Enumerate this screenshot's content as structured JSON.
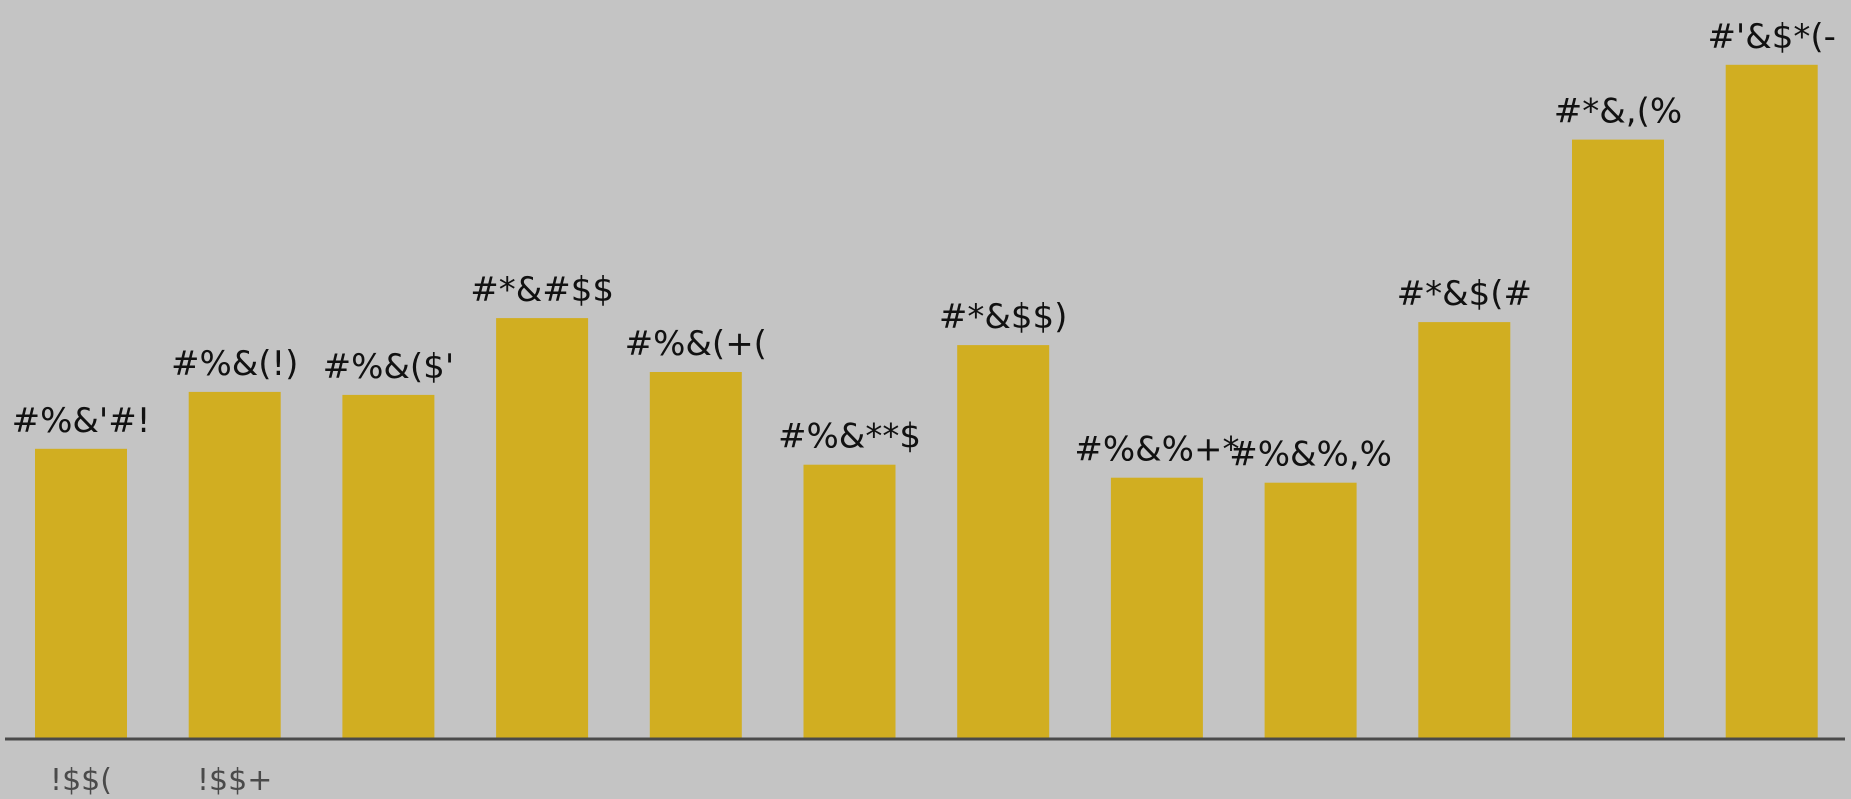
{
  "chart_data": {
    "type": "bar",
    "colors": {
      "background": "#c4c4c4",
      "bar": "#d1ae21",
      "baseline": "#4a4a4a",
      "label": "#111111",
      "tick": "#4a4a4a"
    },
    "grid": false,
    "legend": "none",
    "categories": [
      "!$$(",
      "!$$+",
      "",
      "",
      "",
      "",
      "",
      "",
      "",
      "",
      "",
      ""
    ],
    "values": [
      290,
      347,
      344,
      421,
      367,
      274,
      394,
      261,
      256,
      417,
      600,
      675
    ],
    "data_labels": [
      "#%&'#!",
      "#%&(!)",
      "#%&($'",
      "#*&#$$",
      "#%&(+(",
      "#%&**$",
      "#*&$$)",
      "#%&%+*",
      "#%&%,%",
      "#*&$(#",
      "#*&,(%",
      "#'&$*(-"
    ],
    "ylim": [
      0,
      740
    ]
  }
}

^^^^^^^^

DESCRIPTION OF THE TASK
Transcribe the listing in full and omit the pictures.

REPLY TO THE EXERCISE
Enumerate this screenshot's content as structured JSON.
{
  "chart_data": {
    "type": "bar",
    "colors": {
      "background": "#c4c4c4",
      "bar": "#d1ae21",
      "baseline": "#4a4a4a",
      "label": "#111111",
      "tick": "#4a4a4a"
    },
    "grid": false,
    "legend": "none",
    "categories": [
      "!$$(",
      "!$$+",
      "",
      "",
      "",
      "",
      "",
      "",
      "",
      "",
      "",
      ""
    ],
    "values": [
      290,
      347,
      344,
      421,
      367,
      274,
      394,
      261,
      256,
      417,
      600,
      675
    ],
    "data_labels": [
      "#%&'#!",
      "#%&(!)",
      "#%&($'",
      "#*&#$$",
      "#%&(+(",
      "#%&**$",
      "#*&$$)",
      "#%&%+*",
      "#%&%,%",
      "#*&$(#",
      "#*&,(%",
      "#'&$*(-"
    ],
    "ylim": [
      0,
      740
    ]
  }
}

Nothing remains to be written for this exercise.